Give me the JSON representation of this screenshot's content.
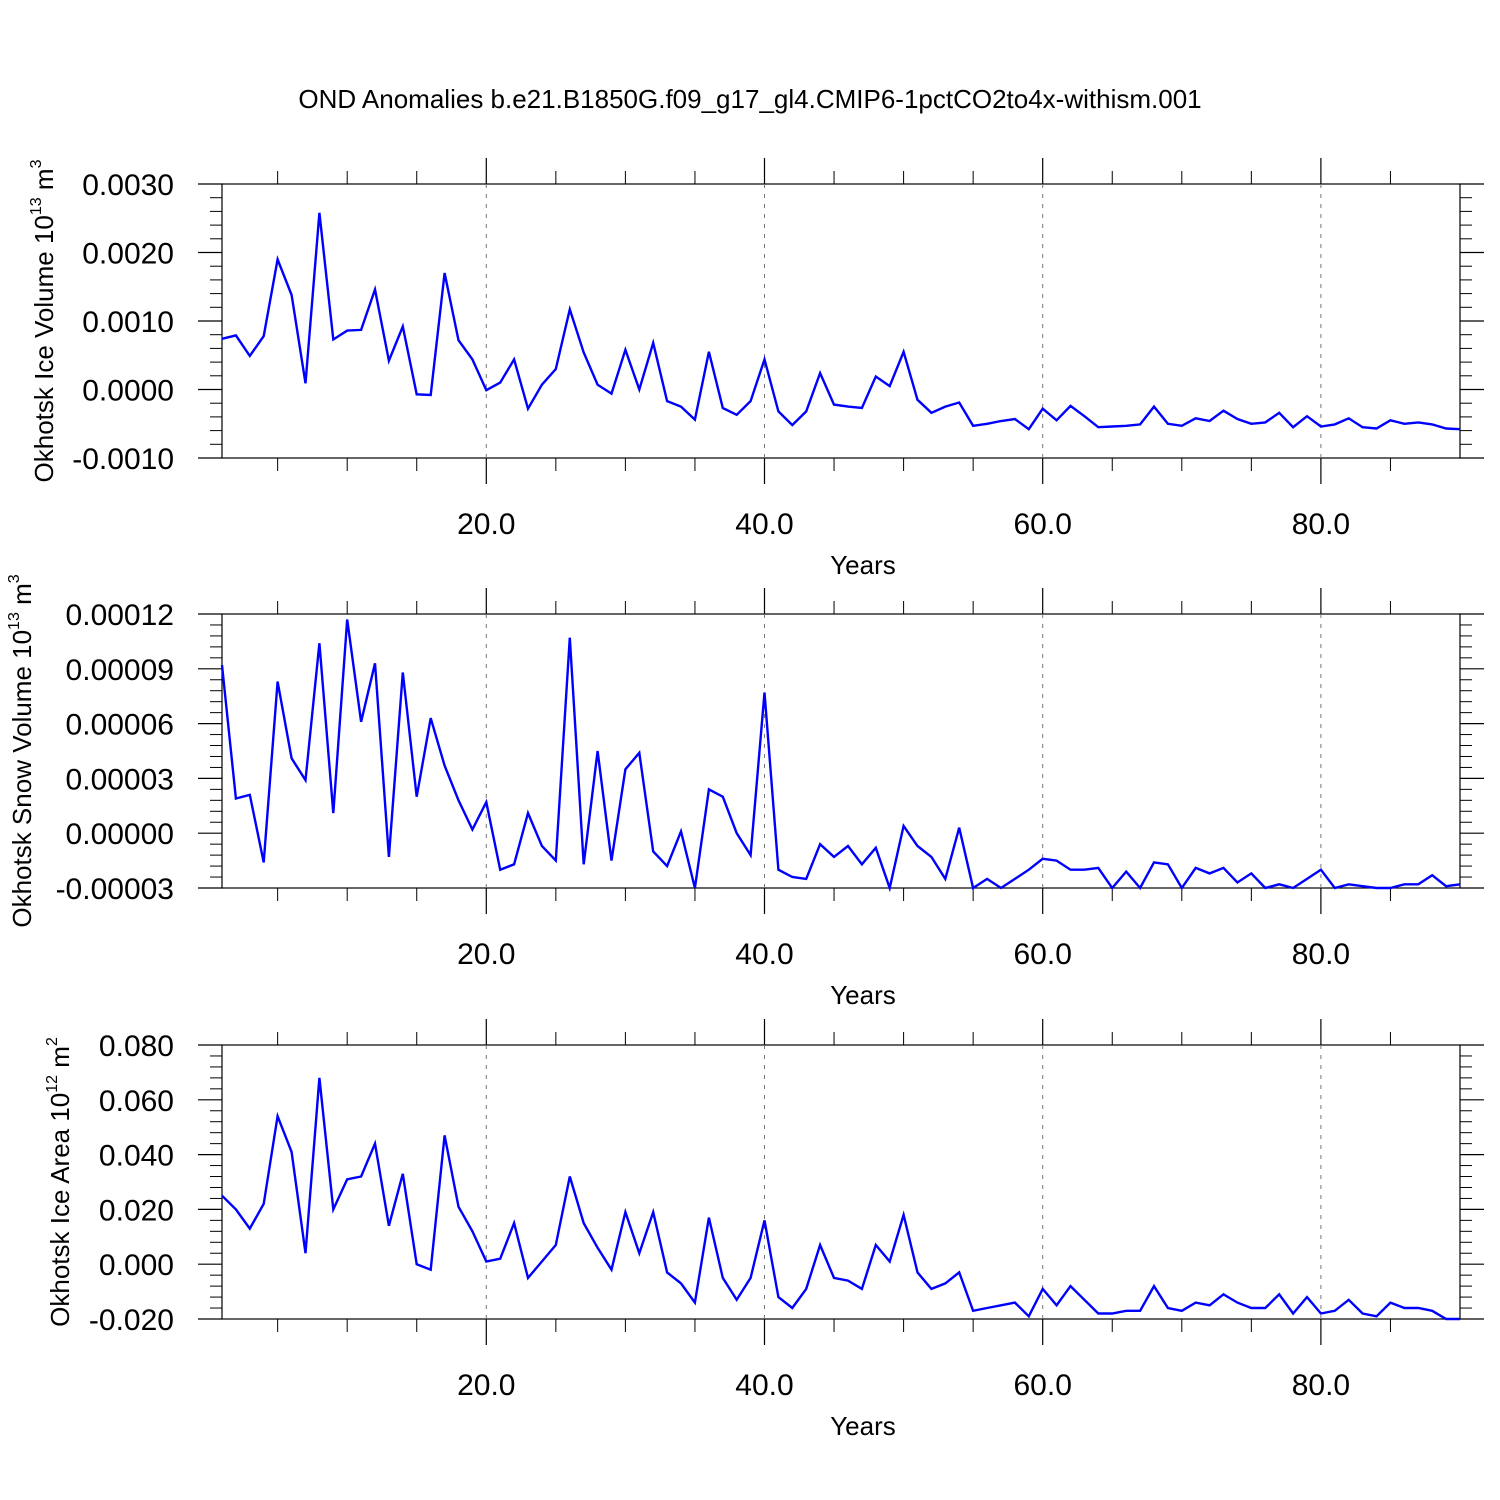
{
  "title": "OND Anomalies b.e21.B1850G.f09_g17_gl4.CMIP6-1pctCO2to4x-withism.001",
  "line_color": "#0000ff",
  "grid_color": "#777777",
  "chart_data": [
    {
      "type": "line",
      "xlabel": "Years",
      "ylabel": "Okhotsk Ice Volume 10",
      "ylabel_sup": "13",
      "ylabel_unit": "m",
      "ylabel_unit_sup": "3",
      "xlim": [
        1,
        90
      ],
      "ylim": [
        -0.001,
        0.003
      ],
      "xticks": [
        20,
        40,
        60,
        80
      ],
      "xtick_labels": [
        "20.0",
        "40.0",
        "60.0",
        "80.0"
      ],
      "yticks": [
        -0.001,
        0.0,
        0.001,
        0.002,
        0.003
      ],
      "ytick_labels": [
        "-0.0010",
        "0.0000",
        "0.0010",
        "0.0020",
        "0.0030"
      ],
      "grid": "vertical dashed at x ticks",
      "x": [
        1,
        2,
        3,
        4,
        5,
        6,
        7,
        8,
        9,
        10,
        11,
        12,
        13,
        14,
        15,
        16,
        17,
        18,
        19,
        20,
        21,
        22,
        23,
        24,
        25,
        26,
        27,
        28,
        29,
        30,
        31,
        32,
        33,
        34,
        35,
        36,
        37,
        38,
        39,
        40,
        41,
        42,
        43,
        44,
        45,
        46,
        47,
        48,
        49,
        50,
        51,
        52,
        53,
        54,
        55,
        56,
        57,
        58,
        59,
        60,
        61,
        62,
        63,
        64,
        65,
        66,
        67,
        68,
        69,
        70,
        71,
        72,
        73,
        74,
        75,
        76,
        77,
        78,
        79,
        80,
        81,
        82,
        83,
        84,
        85,
        86,
        87,
        88,
        89,
        90
      ],
      "y": [
        0.00074,
        0.00079,
        0.00049,
        0.00078,
        0.0019,
        0.00138,
        9e-05,
        0.00258,
        0.00073,
        0.00086,
        0.00087,
        0.00146,
        0.00042,
        0.00092,
        -7e-05,
        -8e-05,
        0.0017,
        0.00072,
        0.00044,
        -1e-05,
        0.0001,
        0.00044,
        -0.00028,
        7e-05,
        0.0003,
        0.00117,
        0.00054,
        7e-05,
        -6e-05,
        0.00058,
        0.0,
        0.00068,
        -0.00017,
        -0.00025,
        -0.00044,
        0.00055,
        -0.00027,
        -0.00037,
        -0.00017,
        0.00044,
        -0.00032,
        -0.00052,
        -0.00032,
        0.00024,
        -0.00022,
        -0.00025,
        -0.00027,
        0.00019,
        5e-05,
        0.00055,
        -0.00015,
        -0.00034,
        -0.00025,
        -0.00019,
        -0.00053,
        -0.0005,
        -0.00046,
        -0.00043,
        -0.00058,
        -0.00028,
        -0.00045,
        -0.00024,
        -0.00039,
        -0.00055,
        -0.00054,
        -0.00053,
        -0.00051,
        -0.00025,
        -0.0005,
        -0.00053,
        -0.00042,
        -0.00046,
        -0.00031,
        -0.00043,
        -0.0005,
        -0.00048,
        -0.00034,
        -0.00055,
        -0.00039,
        -0.00054,
        -0.00051,
        -0.00042,
        -0.00055,
        -0.00057,
        -0.00045,
        -0.0005,
        -0.00048,
        -0.00051,
        -0.00057,
        -0.00058
      ]
    },
    {
      "type": "line",
      "xlabel": "Years",
      "ylabel": "Okhotsk Snow Volume 10",
      "ylabel_sup": "13",
      "ylabel_unit": "m",
      "ylabel_unit_sup": "3",
      "xlim": [
        1,
        90
      ],
      "ylim": [
        -3e-05,
        0.00012
      ],
      "xticks": [
        20,
        40,
        60,
        80
      ],
      "xtick_labels": [
        "20.0",
        "40.0",
        "60.0",
        "80.0"
      ],
      "yticks": [
        -3e-05,
        0.0,
        3e-05,
        6e-05,
        9e-05,
        0.00012
      ],
      "ytick_labels": [
        "-0.00003",
        "0.00000",
        "0.00003",
        "0.00006",
        "0.00009",
        "0.00012"
      ],
      "grid": "vertical dashed at x ticks",
      "x": [
        1,
        2,
        3,
        4,
        5,
        6,
        7,
        8,
        9,
        10,
        11,
        12,
        13,
        14,
        15,
        16,
        17,
        18,
        19,
        20,
        21,
        22,
        23,
        24,
        25,
        26,
        27,
        28,
        29,
        30,
        31,
        32,
        33,
        34,
        35,
        36,
        37,
        38,
        39,
        40,
        41,
        42,
        43,
        44,
        45,
        46,
        47,
        48,
        49,
        50,
        51,
        52,
        53,
        54,
        55,
        56,
        57,
        58,
        59,
        60,
        61,
        62,
        63,
        64,
        65,
        66,
        67,
        68,
        69,
        70,
        71,
        72,
        73,
        74,
        75,
        76,
        77,
        78,
        79,
        80,
        81,
        82,
        83,
        84,
        85,
        86,
        87,
        88,
        89,
        90
      ],
      "y": [
        9.2e-05,
        1.9e-05,
        2.1e-05,
        -1.6e-05,
        8.3e-05,
        4.1e-05,
        2.9e-05,
        0.000104,
        1.1e-05,
        0.000117,
        6.1e-05,
        9.3e-05,
        -1.3e-05,
        8.8e-05,
        2e-05,
        6.3e-05,
        3.7e-05,
        1.8e-05,
        2e-06,
        1.7e-05,
        -2e-05,
        -1.7e-05,
        1.1e-05,
        -7e-06,
        -1.5e-05,
        0.000107,
        -1.7e-05,
        4.5e-05,
        -1.5e-05,
        3.5e-05,
        4.4e-05,
        -1e-05,
        -1.8e-05,
        1e-06,
        -3e-05,
        2.4e-05,
        2e-05,
        0.0,
        -1.2e-05,
        7.7e-05,
        -2e-05,
        -2.4e-05,
        -2.5e-05,
        -6e-06,
        -1.3e-05,
        -7e-06,
        -1.7e-05,
        -8e-06,
        -3e-05,
        4e-06,
        -7e-06,
        -1.3e-05,
        -2.5e-05,
        3e-06,
        -3e-05,
        -2.5e-05,
        -3e-05,
        -2.5e-05,
        -2e-05,
        -1.4e-05,
        -1.5e-05,
        -2e-05,
        -2e-05,
        -1.9e-05,
        -3e-05,
        -2.1e-05,
        -3e-05,
        -1.6e-05,
        -1.7e-05,
        -3e-05,
        -1.9e-05,
        -2.2e-05,
        -1.9e-05,
        -2.7e-05,
        -2.2e-05,
        -3e-05,
        -2.8e-05,
        -3e-05,
        -2.5e-05,
        -2e-05,
        -3e-05,
        -2.8e-05,
        -2.9e-05,
        -3e-05,
        -3e-05,
        -2.8e-05,
        -2.8e-05,
        -2.3e-05,
        -2.9e-05,
        -2.8e-05
      ]
    },
    {
      "type": "line",
      "xlabel": "Years",
      "ylabel": "Okhotsk Ice Area 10",
      "ylabel_sup": "12",
      "ylabel_unit": "m",
      "ylabel_unit_sup": "2",
      "xlim": [
        1,
        90
      ],
      "ylim": [
        -0.02,
        0.08
      ],
      "xticks": [
        20,
        40,
        60,
        80
      ],
      "xtick_labels": [
        "20.0",
        "40.0",
        "60.0",
        "80.0"
      ],
      "yticks": [
        -0.02,
        0.0,
        0.02,
        0.04,
        0.06,
        0.08
      ],
      "ytick_labels": [
        "-0.020",
        "0.000",
        "0.020",
        "0.040",
        "0.060",
        "0.080"
      ],
      "grid": "vertical dashed at x ticks",
      "x": [
        1,
        2,
        3,
        4,
        5,
        6,
        7,
        8,
        9,
        10,
        11,
        12,
        13,
        14,
        15,
        16,
        17,
        18,
        19,
        20,
        21,
        22,
        23,
        24,
        25,
        26,
        27,
        28,
        29,
        30,
        31,
        32,
        33,
        34,
        35,
        36,
        37,
        38,
        39,
        40,
        41,
        42,
        43,
        44,
        45,
        46,
        47,
        48,
        49,
        50,
        51,
        52,
        53,
        54,
        55,
        56,
        57,
        58,
        59,
        60,
        61,
        62,
        63,
        64,
        65,
        66,
        67,
        68,
        69,
        70,
        71,
        72,
        73,
        74,
        75,
        76,
        77,
        78,
        79,
        80,
        81,
        82,
        83,
        84,
        85,
        86,
        87,
        88,
        89,
        90
      ],
      "y": [
        0.025,
        0.02,
        0.013,
        0.022,
        0.054,
        0.041,
        0.004,
        0.068,
        0.02,
        0.031,
        0.032,
        0.044,
        0.014,
        0.033,
        0.0,
        -0.002,
        0.047,
        0.021,
        0.012,
        0.001,
        0.002,
        0.015,
        -0.005,
        0.001,
        0.007,
        0.032,
        0.015,
        0.006,
        -0.002,
        0.019,
        0.004,
        0.019,
        -0.003,
        -0.007,
        -0.014,
        0.017,
        -0.005,
        -0.013,
        -0.005,
        0.016,
        -0.012,
        -0.016,
        -0.009,
        0.007,
        -0.005,
        -0.006,
        -0.009,
        0.007,
        0.001,
        0.018,
        -0.003,
        -0.009,
        -0.007,
        -0.003,
        -0.017,
        -0.016,
        -0.015,
        -0.014,
        -0.019,
        -0.009,
        -0.015,
        -0.008,
        -0.013,
        -0.018,
        -0.018,
        -0.017,
        -0.017,
        -0.008,
        -0.016,
        -0.017,
        -0.014,
        -0.015,
        -0.011,
        -0.014,
        -0.016,
        -0.016,
        -0.011,
        -0.018,
        -0.012,
        -0.018,
        -0.017,
        -0.013,
        -0.018,
        -0.019,
        -0.014,
        -0.016,
        -0.016,
        -0.017,
        -0.02,
        -0.02
      ]
    }
  ]
}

» Written problem
Copy each line above containing the string "Okhotsk".

» Expected answer
      "ylabel": "Okhotsk Ice Volume 10",
      "ylabel": "Okhotsk Snow Volume 10",
      "ylabel": "Okhotsk Ice Area 10",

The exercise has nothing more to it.